Problem details: Copy the data below back out line for line, with nothing changed. Leave out the pictures.

(Region annotation data)
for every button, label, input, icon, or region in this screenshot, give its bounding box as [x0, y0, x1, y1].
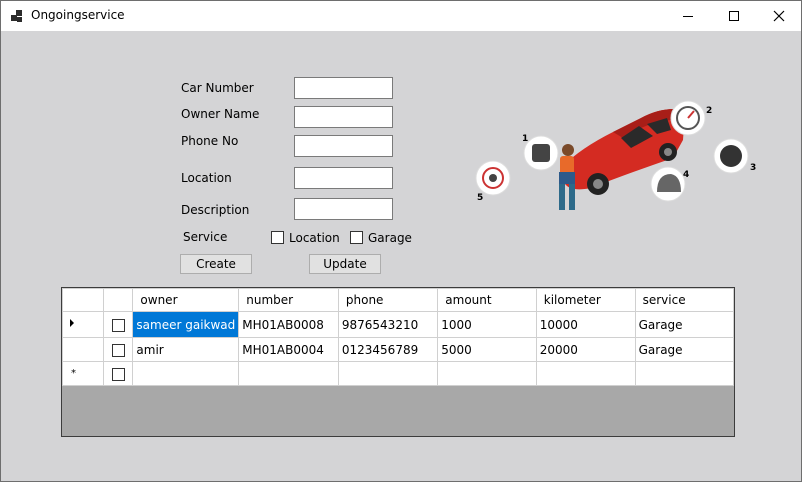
callout-2: 2: [706, 106, 712, 116]
cell-kilometer[interactable]: [535, 361, 636, 386]
location-option-label[interactable]: Location: [289, 231, 340, 245]
maximize-icon: [729, 11, 739, 21]
row-checkbox-cell[interactable]: [102, 361, 134, 386]
garage-checkbox[interactable]: [350, 231, 363, 244]
cell-amount[interactable]: 5000: [437, 337, 537, 362]
maximize-button[interactable]: [711, 1, 757, 31]
description-label: Description: [181, 203, 250, 217]
owner-name-input[interactable]: [294, 106, 393, 128]
cell-owner[interactable]: [132, 361, 240, 386]
cell-amount[interactable]: [437, 361, 537, 386]
phone-label: Phone No: [181, 134, 239, 148]
new-row-marker: *: [62, 361, 104, 386]
cell-number[interactable]: [238, 361, 339, 386]
phone-input[interactable]: [294, 135, 393, 157]
close-icon: [773, 10, 785, 22]
column-header-amount[interactable]: amount: [437, 288, 537, 312]
window-title: Ongoingservice: [31, 8, 125, 22]
row-checkbox[interactable]: [111, 318, 125, 332]
ongoing-service-window: Ongoingservice Car Number Owner Name Pho…: [0, 0, 802, 482]
owner-name-label: Owner Name: [181, 107, 260, 121]
car-number-label: Car Number: [181, 81, 254, 95]
cell-service[interactable]: [634, 361, 734, 386]
cell-amount[interactable]: 1000: [437, 311, 537, 338]
column-header-number[interactable]: number: [238, 288, 339, 312]
car-service-illustration: 1 2 3 4 5: [475, 100, 756, 210]
app-icon: [11, 10, 23, 22]
create-button[interactable]: Create: [180, 254, 252, 274]
row-checkbox[interactable]: [111, 343, 125, 357]
cell-phone[interactable]: [337, 361, 439, 386]
column-header-service[interactable]: service: [634, 288, 734, 312]
title-bar: Ongoingservice: [1, 1, 801, 31]
location-label: Location: [181, 171, 232, 185]
column-header-kilometer[interactable]: kilometer: [535, 288, 636, 312]
row-header[interactable]: [62, 337, 104, 362]
row-checkbox-cell[interactable]: [102, 337, 134, 362]
service-data-grid[interactable]: owner number phone amount kilometer serv…: [61, 287, 735, 437]
cell-service[interactable]: Garage: [634, 337, 734, 362]
close-button[interactable]: [756, 1, 802, 31]
row-header-corner[interactable]: [62, 288, 104, 312]
current-row-arrow-icon: [70, 319, 74, 327]
row-checkbox[interactable]: [111, 367, 125, 381]
cell-phone[interactable]: 0123456789: [337, 337, 439, 362]
cell-kilometer[interactable]: 10000: [535, 311, 636, 338]
car-number-input[interactable]: [294, 77, 393, 99]
cell-service[interactable]: Garage: [634, 311, 734, 338]
table-row[interactable]: amir MH01AB0004 0123456789 5000 20000 Ga…: [62, 337, 734, 362]
column-header-owner[interactable]: owner: [132, 288, 240, 312]
cell-owner[interactable]: amir: [132, 337, 240, 362]
callout-3: 3: [750, 163, 756, 173]
location-input[interactable]: [294, 167, 393, 189]
callout-5: 5: [477, 193, 483, 203]
cell-number[interactable]: MH01AB0008: [238, 311, 339, 338]
new-row[interactable]: *: [62, 361, 734, 386]
cell-phone[interactable]: 9876543210: [337, 311, 439, 338]
minimize-icon: [683, 16, 693, 17]
row-checkbox-cell[interactable]: [102, 311, 134, 338]
checkbox-column-header[interactable]: [102, 288, 134, 312]
minimize-button[interactable]: [665, 1, 711, 31]
description-input[interactable]: [294, 198, 393, 220]
cell-number[interactable]: MH01AB0004: [238, 337, 339, 362]
column-header-phone[interactable]: phone: [337, 288, 439, 312]
update-button[interactable]: Update: [309, 254, 381, 274]
cell-owner[interactable]: sameer gaikwad: [132, 311, 240, 338]
table-row[interactable]: sameer gaikwad MH01AB0008 9876543210 100…: [62, 311, 734, 338]
callout-1: 1: [522, 134, 528, 144]
row-header[interactable]: [62, 311, 104, 338]
location-checkbox[interactable]: [271, 231, 284, 244]
garage-option-label[interactable]: Garage: [368, 231, 412, 245]
cell-kilometer[interactable]: 20000: [535, 337, 636, 362]
grid-header-row: owner number phone amount kilometer serv…: [62, 288, 734, 312]
callout-4: 4: [683, 170, 689, 180]
service-label: Service: [183, 230, 228, 244]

Correct output:
for every button, label, input, icon, or region in this screenshot, give its bounding box as [x0, y0, x1, y1].
callout-2: 2: [706, 106, 712, 116]
cell-kilometer[interactable]: [535, 361, 636, 386]
location-option-label[interactable]: Location: [289, 231, 340, 245]
maximize-icon: [729, 11, 739, 21]
row-checkbox-cell[interactable]: [102, 361, 134, 386]
garage-checkbox[interactable]: [350, 231, 363, 244]
cell-amount[interactable]: 5000: [437, 337, 537, 362]
maximize-button[interactable]: [711, 1, 757, 31]
description-label: Description: [181, 203, 250, 217]
owner-name-input[interactable]: [294, 106, 393, 128]
cell-owner[interactable]: [132, 361, 240, 386]
cell-amount[interactable]: [437, 361, 537, 386]
phone-label: Phone No: [181, 134, 239, 148]
new-row-marker: *: [62, 361, 104, 386]
cell-number[interactable]: [238, 361, 339, 386]
phone-input[interactable]: [294, 135, 393, 157]
close-icon: [773, 10, 785, 22]
column-header-amount[interactable]: amount: [437, 288, 537, 312]
window-title: Ongoingservice: [31, 8, 125, 22]
row-checkbox[interactable]: [111, 318, 125, 332]
ongoing-service-window: Ongoingservice Car Number Owner Name Pho…: [0, 0, 802, 482]
owner-name-label: Owner Name: [181, 107, 260, 121]
car-number-label: Car Number: [181, 81, 254, 95]
cell-service[interactable]: [634, 361, 734, 386]
cell-amount[interactable]: 1000: [437, 311, 537, 338]
column-header-number[interactable]: number: [238, 288, 339, 312]
car-service-illustration: 1 2 3 4 5: [475, 100, 756, 210]
app-icon: [11, 10, 23, 22]
create-button[interactable]: Create: [180, 254, 252, 274]
row-checkbox[interactable]: [111, 343, 125, 357]
cell-phone[interactable]: [337, 361, 439, 386]
column-header-service[interactable]: service: [634, 288, 734, 312]
title-bar: Ongoingservice: [1, 1, 801, 31]
location-label: Location: [181, 171, 232, 185]
column-header-kilometer[interactable]: kilometer: [535, 288, 636, 312]
row-header[interactable]: [62, 337, 104, 362]
row-checkbox-cell[interactable]: [102, 337, 134, 362]
service-data-grid[interactable]: owner number phone amount kilometer serv…: [61, 287, 735, 437]
cell-service[interactable]: Garage: [634, 337, 734, 362]
close-button[interactable]: [756, 1, 802, 31]
row-header-corner[interactable]: [62, 288, 104, 312]
current-row-arrow-icon: [70, 319, 74, 327]
row-checkbox[interactable]: [111, 367, 125, 381]
cell-phone[interactable]: 0123456789: [337, 337, 439, 362]
cell-kilometer[interactable]: 10000: [535, 311, 636, 338]
car-number-input[interactable]: [294, 77, 393, 99]
cell-service[interactable]: Garage: [634, 311, 734, 338]
table-row[interactable]: amir MH01AB0004 0123456789 5000 20000 Ga…: [62, 337, 734, 362]
column-header-owner[interactable]: owner: [132, 288, 240, 312]
cell-owner[interactable]: amir: [132, 337, 240, 362]
callout-3: 3: [750, 163, 756, 173]
location-input[interactable]: [294, 167, 393, 189]
callout-5: 5: [477, 193, 483, 203]
cell-number[interactable]: MH01AB0008: [238, 311, 339, 338]
new-row[interactable]: *: [62, 361, 734, 386]
cell-phone[interactable]: 9876543210: [337, 311, 439, 338]
minimize-icon: [683, 16, 693, 17]
row-checkbox-cell[interactable]: [102, 311, 134, 338]
checkbox-column-header[interactable]: [102, 288, 134, 312]
minimize-button[interactable]: [665, 1, 711, 31]
description-input[interactable]: [294, 198, 393, 220]
cell-number[interactable]: MH01AB0004: [238, 337, 339, 362]
column-header-phone[interactable]: phone: [337, 288, 439, 312]
update-button[interactable]: Update: [309, 254, 381, 274]
cell-owner[interactable]: sameer gaikwad: [132, 311, 240, 338]
table-row[interactable]: sameer gaikwad MH01AB0008 9876543210 100…: [62, 311, 734, 338]
callout-1: 1: [522, 134, 528, 144]
row-header[interactable]: [62, 311, 104, 338]
location-checkbox[interactable]: [271, 231, 284, 244]
garage-option-label[interactable]: Garage: [368, 231, 412, 245]
cell-kilometer[interactable]: 20000: [535, 337, 636, 362]
grid-header-row: owner number phone amount kilometer serv…: [62, 288, 734, 312]
callout-4: 4: [683, 170, 689, 180]
service-label: Service: [183, 230, 228, 244]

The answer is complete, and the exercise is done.